§ **WHAT THE TASK ASKS**
Lines containing the word "frac" are to be located and copied.

Raw records
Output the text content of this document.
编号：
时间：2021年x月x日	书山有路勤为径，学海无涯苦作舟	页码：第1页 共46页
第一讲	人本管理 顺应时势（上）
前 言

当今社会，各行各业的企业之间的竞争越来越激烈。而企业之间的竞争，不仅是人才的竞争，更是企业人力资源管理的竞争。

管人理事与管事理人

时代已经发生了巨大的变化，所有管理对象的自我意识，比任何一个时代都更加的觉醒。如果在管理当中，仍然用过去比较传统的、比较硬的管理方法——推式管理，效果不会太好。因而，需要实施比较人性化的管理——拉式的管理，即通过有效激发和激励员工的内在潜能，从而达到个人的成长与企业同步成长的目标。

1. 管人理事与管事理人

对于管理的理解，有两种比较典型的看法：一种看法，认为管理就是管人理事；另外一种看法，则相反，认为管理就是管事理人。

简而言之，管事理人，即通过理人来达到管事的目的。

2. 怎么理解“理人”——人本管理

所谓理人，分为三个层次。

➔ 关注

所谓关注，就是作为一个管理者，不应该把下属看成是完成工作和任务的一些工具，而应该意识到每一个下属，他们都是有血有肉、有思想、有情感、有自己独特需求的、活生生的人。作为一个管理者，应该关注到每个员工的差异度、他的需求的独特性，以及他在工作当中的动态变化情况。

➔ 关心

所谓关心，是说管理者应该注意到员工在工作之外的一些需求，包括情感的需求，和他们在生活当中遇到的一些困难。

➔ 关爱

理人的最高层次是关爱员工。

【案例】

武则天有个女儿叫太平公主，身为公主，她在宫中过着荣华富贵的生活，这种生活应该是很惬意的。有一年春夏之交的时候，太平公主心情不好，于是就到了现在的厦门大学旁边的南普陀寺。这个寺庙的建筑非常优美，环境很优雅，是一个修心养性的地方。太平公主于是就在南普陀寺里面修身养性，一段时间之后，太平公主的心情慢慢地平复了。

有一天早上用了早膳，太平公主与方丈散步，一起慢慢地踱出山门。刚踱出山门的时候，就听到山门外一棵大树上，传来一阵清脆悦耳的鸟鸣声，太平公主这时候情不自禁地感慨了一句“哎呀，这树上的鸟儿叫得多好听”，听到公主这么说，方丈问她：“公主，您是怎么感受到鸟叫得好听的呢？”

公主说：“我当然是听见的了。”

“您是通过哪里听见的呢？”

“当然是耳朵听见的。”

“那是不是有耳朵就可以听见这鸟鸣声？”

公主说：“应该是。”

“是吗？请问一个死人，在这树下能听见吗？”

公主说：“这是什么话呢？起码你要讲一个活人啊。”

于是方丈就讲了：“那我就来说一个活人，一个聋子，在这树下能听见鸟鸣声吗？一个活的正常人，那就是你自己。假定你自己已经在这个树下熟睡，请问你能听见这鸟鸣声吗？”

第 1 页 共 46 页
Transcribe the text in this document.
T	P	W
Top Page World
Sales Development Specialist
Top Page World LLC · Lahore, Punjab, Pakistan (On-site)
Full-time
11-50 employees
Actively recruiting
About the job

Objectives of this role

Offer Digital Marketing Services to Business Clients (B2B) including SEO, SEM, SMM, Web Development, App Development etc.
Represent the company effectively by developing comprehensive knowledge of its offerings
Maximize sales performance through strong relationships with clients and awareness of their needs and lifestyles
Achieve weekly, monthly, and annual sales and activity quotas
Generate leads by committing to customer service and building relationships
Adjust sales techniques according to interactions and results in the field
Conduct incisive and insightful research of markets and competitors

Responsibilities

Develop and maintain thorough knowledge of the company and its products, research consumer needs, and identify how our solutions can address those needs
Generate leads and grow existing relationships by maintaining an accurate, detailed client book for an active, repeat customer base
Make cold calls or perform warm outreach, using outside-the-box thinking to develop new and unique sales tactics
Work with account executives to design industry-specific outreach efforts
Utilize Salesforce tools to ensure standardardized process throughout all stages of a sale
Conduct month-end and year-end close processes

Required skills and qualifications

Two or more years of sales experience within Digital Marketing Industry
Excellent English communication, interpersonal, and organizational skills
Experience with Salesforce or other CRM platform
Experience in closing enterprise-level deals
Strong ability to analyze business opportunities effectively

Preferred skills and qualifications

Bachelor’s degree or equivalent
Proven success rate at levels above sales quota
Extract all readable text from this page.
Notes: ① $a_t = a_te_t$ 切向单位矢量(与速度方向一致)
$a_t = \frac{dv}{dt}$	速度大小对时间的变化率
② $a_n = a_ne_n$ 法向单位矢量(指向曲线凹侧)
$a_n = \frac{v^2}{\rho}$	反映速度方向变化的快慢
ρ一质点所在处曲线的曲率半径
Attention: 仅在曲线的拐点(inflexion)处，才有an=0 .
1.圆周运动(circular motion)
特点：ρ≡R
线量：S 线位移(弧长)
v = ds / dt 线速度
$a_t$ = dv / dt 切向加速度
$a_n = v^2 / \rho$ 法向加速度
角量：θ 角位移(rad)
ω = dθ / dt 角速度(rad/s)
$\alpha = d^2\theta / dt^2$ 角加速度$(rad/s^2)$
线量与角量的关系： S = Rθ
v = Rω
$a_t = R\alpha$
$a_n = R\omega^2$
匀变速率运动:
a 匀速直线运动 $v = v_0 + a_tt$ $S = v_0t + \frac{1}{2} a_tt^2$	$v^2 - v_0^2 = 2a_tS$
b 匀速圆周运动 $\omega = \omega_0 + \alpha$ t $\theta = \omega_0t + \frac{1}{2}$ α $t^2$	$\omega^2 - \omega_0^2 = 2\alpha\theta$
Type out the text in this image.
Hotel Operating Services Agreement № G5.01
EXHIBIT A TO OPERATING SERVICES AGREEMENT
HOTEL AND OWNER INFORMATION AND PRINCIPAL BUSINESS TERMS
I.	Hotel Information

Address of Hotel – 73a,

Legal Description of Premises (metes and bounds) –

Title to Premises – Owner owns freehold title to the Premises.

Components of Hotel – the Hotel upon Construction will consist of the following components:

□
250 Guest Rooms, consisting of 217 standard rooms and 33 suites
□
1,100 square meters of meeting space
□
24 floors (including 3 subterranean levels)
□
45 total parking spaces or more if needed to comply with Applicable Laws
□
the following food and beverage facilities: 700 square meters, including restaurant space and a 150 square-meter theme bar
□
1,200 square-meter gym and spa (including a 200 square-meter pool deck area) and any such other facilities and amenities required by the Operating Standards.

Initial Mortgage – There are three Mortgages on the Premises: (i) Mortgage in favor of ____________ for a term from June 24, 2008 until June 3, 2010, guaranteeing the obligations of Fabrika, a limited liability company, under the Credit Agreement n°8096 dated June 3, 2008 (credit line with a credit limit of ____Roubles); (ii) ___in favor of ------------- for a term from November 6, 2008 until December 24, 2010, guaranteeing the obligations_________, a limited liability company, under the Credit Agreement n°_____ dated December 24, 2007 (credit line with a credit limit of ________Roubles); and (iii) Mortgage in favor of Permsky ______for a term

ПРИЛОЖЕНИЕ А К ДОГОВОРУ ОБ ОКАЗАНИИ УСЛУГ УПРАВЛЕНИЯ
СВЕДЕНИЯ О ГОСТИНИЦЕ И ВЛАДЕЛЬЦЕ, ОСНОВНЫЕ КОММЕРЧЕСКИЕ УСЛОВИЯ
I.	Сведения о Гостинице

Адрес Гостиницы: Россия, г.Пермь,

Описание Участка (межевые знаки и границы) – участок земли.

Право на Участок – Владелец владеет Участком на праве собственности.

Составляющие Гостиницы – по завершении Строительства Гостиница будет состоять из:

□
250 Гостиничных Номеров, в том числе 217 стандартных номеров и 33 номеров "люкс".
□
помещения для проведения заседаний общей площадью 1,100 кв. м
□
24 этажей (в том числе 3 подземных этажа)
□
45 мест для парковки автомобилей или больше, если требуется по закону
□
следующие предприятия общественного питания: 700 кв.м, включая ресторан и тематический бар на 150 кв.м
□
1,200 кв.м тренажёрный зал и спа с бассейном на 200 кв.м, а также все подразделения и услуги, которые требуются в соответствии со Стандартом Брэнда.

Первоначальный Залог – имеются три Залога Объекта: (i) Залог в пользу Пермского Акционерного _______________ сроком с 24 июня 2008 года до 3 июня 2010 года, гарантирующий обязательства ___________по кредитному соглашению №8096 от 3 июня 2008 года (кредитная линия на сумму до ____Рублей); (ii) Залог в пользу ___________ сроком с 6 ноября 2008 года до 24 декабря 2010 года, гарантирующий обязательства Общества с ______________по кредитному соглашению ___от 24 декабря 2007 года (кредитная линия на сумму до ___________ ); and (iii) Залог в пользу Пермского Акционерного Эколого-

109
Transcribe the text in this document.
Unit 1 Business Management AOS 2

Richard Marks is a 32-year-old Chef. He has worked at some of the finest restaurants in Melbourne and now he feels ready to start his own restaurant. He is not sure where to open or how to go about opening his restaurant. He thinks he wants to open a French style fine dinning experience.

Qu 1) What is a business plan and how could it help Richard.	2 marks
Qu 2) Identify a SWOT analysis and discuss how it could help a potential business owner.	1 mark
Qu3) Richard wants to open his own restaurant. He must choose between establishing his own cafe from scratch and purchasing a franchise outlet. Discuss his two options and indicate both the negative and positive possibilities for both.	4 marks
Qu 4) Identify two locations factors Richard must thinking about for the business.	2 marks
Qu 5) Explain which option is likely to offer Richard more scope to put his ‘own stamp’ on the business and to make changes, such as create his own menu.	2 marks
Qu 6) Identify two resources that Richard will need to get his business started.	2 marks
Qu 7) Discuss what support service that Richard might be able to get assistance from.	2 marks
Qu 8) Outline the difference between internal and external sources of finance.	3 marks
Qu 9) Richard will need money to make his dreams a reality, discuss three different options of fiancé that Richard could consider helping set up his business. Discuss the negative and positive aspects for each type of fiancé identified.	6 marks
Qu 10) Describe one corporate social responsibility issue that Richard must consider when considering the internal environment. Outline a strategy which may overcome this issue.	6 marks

§ **RESULT OF THE TASK**
$a_t = \frac{dv}{dt}$	速度大小对时间的变化率
$a_n = \frac{v^2}{\rho}$	反映速度方向变化的快慢
a 匀速直线运动 $v = v_0 + a_tt$ $S = v_0t + \frac{1}{2} a_tt^2$	$v^2 - v_0^2 = 2a_tS$
b 匀速圆周运动 $\omega = \omega_0 + \alpha$ t $\theta = \omega_0t + \frac{1}{2}$ α $t^2$	$\omega^2 - \omega_0^2 = 2\alpha\theta$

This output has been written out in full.